Figure collection entries:
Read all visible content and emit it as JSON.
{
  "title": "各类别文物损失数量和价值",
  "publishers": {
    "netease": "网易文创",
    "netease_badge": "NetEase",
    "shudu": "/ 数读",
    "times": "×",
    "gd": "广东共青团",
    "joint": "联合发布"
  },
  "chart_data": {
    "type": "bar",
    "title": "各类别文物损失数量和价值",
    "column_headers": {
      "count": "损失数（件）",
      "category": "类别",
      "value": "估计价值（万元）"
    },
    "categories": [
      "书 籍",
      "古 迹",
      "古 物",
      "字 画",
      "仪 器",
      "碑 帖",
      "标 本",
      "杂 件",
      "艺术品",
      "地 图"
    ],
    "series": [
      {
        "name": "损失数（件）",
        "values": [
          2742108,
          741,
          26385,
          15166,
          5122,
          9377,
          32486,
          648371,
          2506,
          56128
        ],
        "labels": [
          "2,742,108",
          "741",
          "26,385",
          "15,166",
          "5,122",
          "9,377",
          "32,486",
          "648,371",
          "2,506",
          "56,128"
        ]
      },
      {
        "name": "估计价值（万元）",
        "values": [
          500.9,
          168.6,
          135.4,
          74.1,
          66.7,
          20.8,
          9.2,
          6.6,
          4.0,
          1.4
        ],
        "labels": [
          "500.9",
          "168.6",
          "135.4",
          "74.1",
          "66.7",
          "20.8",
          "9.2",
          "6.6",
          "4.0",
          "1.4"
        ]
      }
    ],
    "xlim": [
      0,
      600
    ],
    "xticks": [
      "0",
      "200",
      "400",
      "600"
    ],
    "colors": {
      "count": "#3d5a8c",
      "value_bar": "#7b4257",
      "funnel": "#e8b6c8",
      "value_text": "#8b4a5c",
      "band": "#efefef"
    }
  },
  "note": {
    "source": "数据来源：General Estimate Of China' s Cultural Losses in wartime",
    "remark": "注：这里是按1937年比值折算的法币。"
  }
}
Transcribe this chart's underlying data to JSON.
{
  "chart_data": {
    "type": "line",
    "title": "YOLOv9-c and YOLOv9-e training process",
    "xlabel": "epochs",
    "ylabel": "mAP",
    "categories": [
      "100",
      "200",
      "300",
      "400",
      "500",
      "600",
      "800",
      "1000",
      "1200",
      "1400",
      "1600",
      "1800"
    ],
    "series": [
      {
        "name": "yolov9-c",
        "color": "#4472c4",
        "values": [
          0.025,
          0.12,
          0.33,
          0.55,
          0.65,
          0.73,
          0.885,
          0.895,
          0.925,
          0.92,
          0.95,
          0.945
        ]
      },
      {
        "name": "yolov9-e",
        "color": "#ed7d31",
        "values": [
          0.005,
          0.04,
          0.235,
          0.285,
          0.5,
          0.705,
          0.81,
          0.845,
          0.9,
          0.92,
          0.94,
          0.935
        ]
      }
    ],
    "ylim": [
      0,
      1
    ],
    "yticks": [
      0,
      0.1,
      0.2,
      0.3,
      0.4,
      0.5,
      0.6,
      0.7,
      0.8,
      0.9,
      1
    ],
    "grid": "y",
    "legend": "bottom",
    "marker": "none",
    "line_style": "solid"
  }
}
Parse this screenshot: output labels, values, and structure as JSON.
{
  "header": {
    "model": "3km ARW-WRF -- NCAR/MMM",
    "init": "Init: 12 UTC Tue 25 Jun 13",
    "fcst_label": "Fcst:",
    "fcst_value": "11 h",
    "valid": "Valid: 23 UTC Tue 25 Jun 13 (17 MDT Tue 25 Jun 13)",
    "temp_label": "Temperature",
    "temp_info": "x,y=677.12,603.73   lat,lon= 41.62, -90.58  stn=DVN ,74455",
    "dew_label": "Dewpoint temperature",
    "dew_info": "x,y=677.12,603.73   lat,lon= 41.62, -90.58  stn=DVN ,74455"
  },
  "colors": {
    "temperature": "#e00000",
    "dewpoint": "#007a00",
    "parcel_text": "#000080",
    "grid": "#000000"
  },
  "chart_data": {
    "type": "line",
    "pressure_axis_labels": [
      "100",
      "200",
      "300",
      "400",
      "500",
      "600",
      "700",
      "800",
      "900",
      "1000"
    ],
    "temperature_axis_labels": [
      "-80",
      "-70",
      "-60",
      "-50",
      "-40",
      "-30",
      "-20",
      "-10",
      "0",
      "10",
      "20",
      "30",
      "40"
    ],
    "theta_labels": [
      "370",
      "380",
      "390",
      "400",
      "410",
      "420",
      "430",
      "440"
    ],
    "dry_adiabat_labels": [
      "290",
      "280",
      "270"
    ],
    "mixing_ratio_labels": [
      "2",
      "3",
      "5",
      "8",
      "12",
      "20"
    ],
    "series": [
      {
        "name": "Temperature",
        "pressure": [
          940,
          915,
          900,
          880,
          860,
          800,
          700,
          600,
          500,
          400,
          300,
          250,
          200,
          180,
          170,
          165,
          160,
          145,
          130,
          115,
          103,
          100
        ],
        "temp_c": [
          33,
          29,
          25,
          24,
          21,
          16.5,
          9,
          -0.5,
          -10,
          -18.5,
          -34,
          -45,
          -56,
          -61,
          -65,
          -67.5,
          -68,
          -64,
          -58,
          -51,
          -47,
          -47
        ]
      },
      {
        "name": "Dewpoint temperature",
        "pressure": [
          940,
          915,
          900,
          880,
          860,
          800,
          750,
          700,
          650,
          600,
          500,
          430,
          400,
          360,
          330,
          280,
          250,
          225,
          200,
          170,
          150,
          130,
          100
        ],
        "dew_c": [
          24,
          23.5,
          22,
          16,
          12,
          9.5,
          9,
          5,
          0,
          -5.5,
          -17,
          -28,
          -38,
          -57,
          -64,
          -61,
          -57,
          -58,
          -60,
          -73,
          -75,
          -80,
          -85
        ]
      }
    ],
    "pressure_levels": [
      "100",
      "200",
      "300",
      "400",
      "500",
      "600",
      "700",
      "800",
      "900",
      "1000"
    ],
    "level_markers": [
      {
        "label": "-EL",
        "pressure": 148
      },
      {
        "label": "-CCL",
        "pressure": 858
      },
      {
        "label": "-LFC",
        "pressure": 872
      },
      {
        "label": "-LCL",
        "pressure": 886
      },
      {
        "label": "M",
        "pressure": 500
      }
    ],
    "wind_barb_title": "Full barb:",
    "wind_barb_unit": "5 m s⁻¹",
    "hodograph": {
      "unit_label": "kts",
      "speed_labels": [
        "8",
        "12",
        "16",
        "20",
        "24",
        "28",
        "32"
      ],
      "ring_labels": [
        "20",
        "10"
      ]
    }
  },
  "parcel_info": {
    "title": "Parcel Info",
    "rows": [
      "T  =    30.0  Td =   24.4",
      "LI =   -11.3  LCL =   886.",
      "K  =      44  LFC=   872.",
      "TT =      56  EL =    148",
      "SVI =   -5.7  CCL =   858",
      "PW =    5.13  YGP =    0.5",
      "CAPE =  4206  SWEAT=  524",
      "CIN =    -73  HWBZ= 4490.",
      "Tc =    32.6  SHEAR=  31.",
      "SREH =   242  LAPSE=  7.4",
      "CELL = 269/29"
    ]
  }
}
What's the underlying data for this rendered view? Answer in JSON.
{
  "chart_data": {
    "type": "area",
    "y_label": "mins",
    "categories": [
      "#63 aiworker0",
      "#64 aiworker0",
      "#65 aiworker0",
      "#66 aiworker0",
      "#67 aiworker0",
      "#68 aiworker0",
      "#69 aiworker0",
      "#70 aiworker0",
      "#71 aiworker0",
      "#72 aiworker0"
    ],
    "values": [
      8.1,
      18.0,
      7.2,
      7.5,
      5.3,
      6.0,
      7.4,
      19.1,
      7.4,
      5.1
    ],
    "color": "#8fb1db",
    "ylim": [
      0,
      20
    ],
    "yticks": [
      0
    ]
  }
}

### [Work to complete]
Reproduce the records above exactly as they appear.

### [Solution]
Read all visible content and emit it as JSON.
{
  "title": "各类别文物损失数量和价值",
  "publishers": {
    "netease": "网易文创",
    "netease_badge": "NetEase",
    "shudu": "/ 数读",
    "times": "×",
    "gd": "广东共青团",
    "joint": "联合发布"
  },
  "chart_data": {
    "type": "bar",
    "title": "各类别文物损失数量和价值",
    "column_headers": {
      "count": "损失数（件）",
      "category": "类别",
      "value": "估计价值（万元）"
    },
    "categories": [
      "书 籍",
      "古 迹",
      "古 物",
      "字 画",
      "仪 器",
      "碑 帖",
      "标 本",
      "杂 件",
      "艺术品",
      "地 图"
    ],
    "series": [
      {
        "name": "损失数（件）",
        "values": [
          2742108,
          741,
          26385,
          15166,
          5122,
          9377,
          32486,
          648371,
          2506,
          56128
        ],
        "labels": [
          "2,742,108",
          "741",
          "26,385",
          "15,166",
          "5,122",
          "9,377",
          "32,486",
          "648,371",
          "2,506",
          "56,128"
        ]
      },
      {
        "name": "估计价值（万元）",
        "values": [
          500.9,
          168.6,
          135.4,
          74.1,
          66.7,
          20.8,
          9.2,
          6.6,
          4.0,
          1.4
        ],
        "labels": [
          "500.9",
          "168.6",
          "135.4",
          "74.1",
          "66.7",
          "20.8",
          "9.2",
          "6.6",
          "4.0",
          "1.4"
        ]
      }
    ],
    "xlim": [
      0,
      600
    ],
    "xticks": [
      "0",
      "200",
      "400",
      "600"
    ],
    "colors": {
      "count": "#3d5a8c",
      "value_bar": "#7b4257",
      "funnel": "#e8b6c8",
      "value_text": "#8b4a5c",
      "band": "#efefef"
    }
  },
  "note": {
    "source": "数据来源：General Estimate Of China' s Cultural Losses in wartime",
    "remark": "注：这里是按1937年比值折算的法币。"
  }
}
Transcribe this chart's underlying data to JSON.
{
  "chart_data": {
    "type": "line",
    "title": "YOLOv9-c and YOLOv9-e training process",
    "xlabel": "epochs",
    "ylabel": "mAP",
    "categories": [
      "100",
      "200",
      "300",
      "400",
      "500",
      "600",
      "800",
      "1000",
      "1200",
      "1400",
      "1600",
      "1800"
    ],
    "series": [
      {
        "name": "yolov9-c",
        "color": "#4472c4",
        "values": [
          0.025,
          0.12,
          0.33,
          0.55,
          0.65,
          0.73,
          0.885,
          0.895,
          0.925,
          0.92,
          0.95,
          0.945
        ]
      },
      {
        "name": "yolov9-e",
        "color": "#ed7d31",
        "values": [
          0.005,
          0.04,
          0.235,
          0.285,
          0.5,
          0.705,
          0.81,
          0.845,
          0.9,
          0.92,
          0.94,
          0.935
        ]
      }
    ],
    "ylim": [
      0,
      1
    ],
    "yticks": [
      0,
      0.1,
      0.2,
      0.3,
      0.4,
      0.5,
      0.6,
      0.7,
      0.8,
      0.9,
      1
    ],
    "grid": "y",
    "legend": "bottom",
    "marker": "none",
    "line_style": "solid"
  }
}
Parse this screenshot: output labels, values, and structure as JSON.
{
  "header": {
    "model": "3km ARW-WRF -- NCAR/MMM",
    "init": "Init: 12 UTC Tue 25 Jun 13",
    "fcst_label": "Fcst:",
    "fcst_value": "11 h",
    "valid": "Valid: 23 UTC Tue 25 Jun 13 (17 MDT Tue 25 Jun 13)",
    "temp_label": "Temperature",
    "temp_info": "x,y=677.12,603.73   lat,lon= 41.62, -90.58  stn=DVN ,74455",
    "dew_label": "Dewpoint temperature",
    "dew_info": "x,y=677.12,603.73   lat,lon= 41.62, -90.58  stn=DVN ,74455"
  },
  "colors": {
    "temperature": "#e00000",
    "dewpoint": "#007a00",
    "parcel_text": "#000080",
    "grid": "#000000"
  },
  "chart_data": {
    "type": "line",
    "pressure_axis_labels": [
      "100",
      "200",
      "300",
      "400",
      "500",
      "600",
      "700",
      "800",
      "900",
      "1000"
    ],
    "temperature_axis_labels": [
      "-80",
      "-70",
      "-60",
      "-50",
      "-40",
      "-30",
      "-20",
      "-10",
      "0",
      "10",
      "20",
      "30",
      "40"
    ],
    "theta_labels": [
      "370",
      "380",
      "390",
      "400",
      "410",
      "420",
      "430",
      "440"
    ],
    "dry_adiabat_labels": [
      "290",
      "280",
      "270"
    ],
    "mixing_ratio_labels": [
      "2",
      "3",
      "5",
      "8",
      "12",
      "20"
    ],
    "series": [
      {
        "name": "Temperature",
        "pressure": [
          940,
          915,
          900,
          880,
          860,
          800,
          700,
          600,
          500,
          400,
          300,
          250,
          200,
          180,
          170,
          165,
          160,
          145,
          130,
          115,
          103,
          100
        ],
        "temp_c": [
          33,
          29,
          25,
          24,
          21,
          16.5,
          9,
          -0.5,
          -10,
          -18.5,
          -34,
          -45,
          -56,
          -61,
          -65,
          -67.5,
          -68,
          -64,
          -58,
          -51,
          -47,
          -47
        ]
      },
      {
        "name": "Dewpoint temperature",
        "pressure": [
          940,
          915,
          900,
          880,
          860,
          800,
          750,
          700,
          650,
          600,
          500,
          430,
          400,
          360,
          330,
          280,
          250,
          225,
          200,
          170,
          150,
          130,
          100
        ],
        "dew_c": [
          24,
          23.5,
          22,
          16,
          12,
          9.5,
          9,
          5,
          0,
          -5.5,
          -17,
          -28,
          -38,
          -57,
          -64,
          -61,
          -57,
          -58,
          -60,
          -73,
          -75,
          -80,
          -85
        ]
      }
    ],
    "pressure_levels": [
      "100",
      "200",
      "300",
      "400",
      "500",
      "600",
      "700",
      "800",
      "900",
      "1000"
    ],
    "level_markers": [
      {
        "label": "-EL",
        "pressure": 148
      },
      {
        "label": "-CCL",
        "pressure": 858
      },
      {
        "label": "-LFC",
        "pressure": 872
      },
      {
        "label": "-LCL",
        "pressure": 886
      },
      {
        "label": "M",
        "pressure": 500
      }
    ],
    "wind_barb_title": "Full barb:",
    "wind_barb_unit": "5 m s⁻¹",
    "hodograph": {
      "unit_label": "kts",
      "speed_labels": [
        "8",
        "12",
        "16",
        "20",
        "24",
        "28",
        "32"
      ],
      "ring_labels": [
        "20",
        "10"
      ]
    }
  },
  "parcel_info": {
    "title": "Parcel Info",
    "rows": [
      "T  =    30.0  Td =   24.4",
      "LI =   -11.3  LCL =   886.",
      "K  =      44  LFC=   872.",
      "TT =      56  EL =    148",
      "SVI =   -5.7  CCL =   858",
      "PW =    5.13  YGP =    0.5",
      "CAPE =  4206  SWEAT=  524",
      "CIN =    -73  HWBZ= 4490.",
      "Tc =    32.6  SHEAR=  31.",
      "SREH =   242  LAPSE=  7.4",
      "CELL = 269/29"
    ]
  }
}
What's the underlying data for this rendered view? Answer in JSON.
{
  "chart_data": {
    "type": "area",
    "y_label": "mins",
    "categories": [
      "#63 aiworker0",
      "#64 aiworker0",
      "#65 aiworker0",
      "#66 aiworker0",
      "#67 aiworker0",
      "#68 aiworker0",
      "#69 aiworker0",
      "#70 aiworker0",
      "#71 aiworker0",
      "#72 aiworker0"
    ],
    "values": [
      8.1,
      18.0,
      7.2,
      7.5,
      5.3,
      6.0,
      7.4,
      19.1,
      7.4,
      5.1
    ],
    "color": "#8fb1db",
    "ylim": [
      0,
      20
    ],
    "yticks": [
      0
    ]
  }
}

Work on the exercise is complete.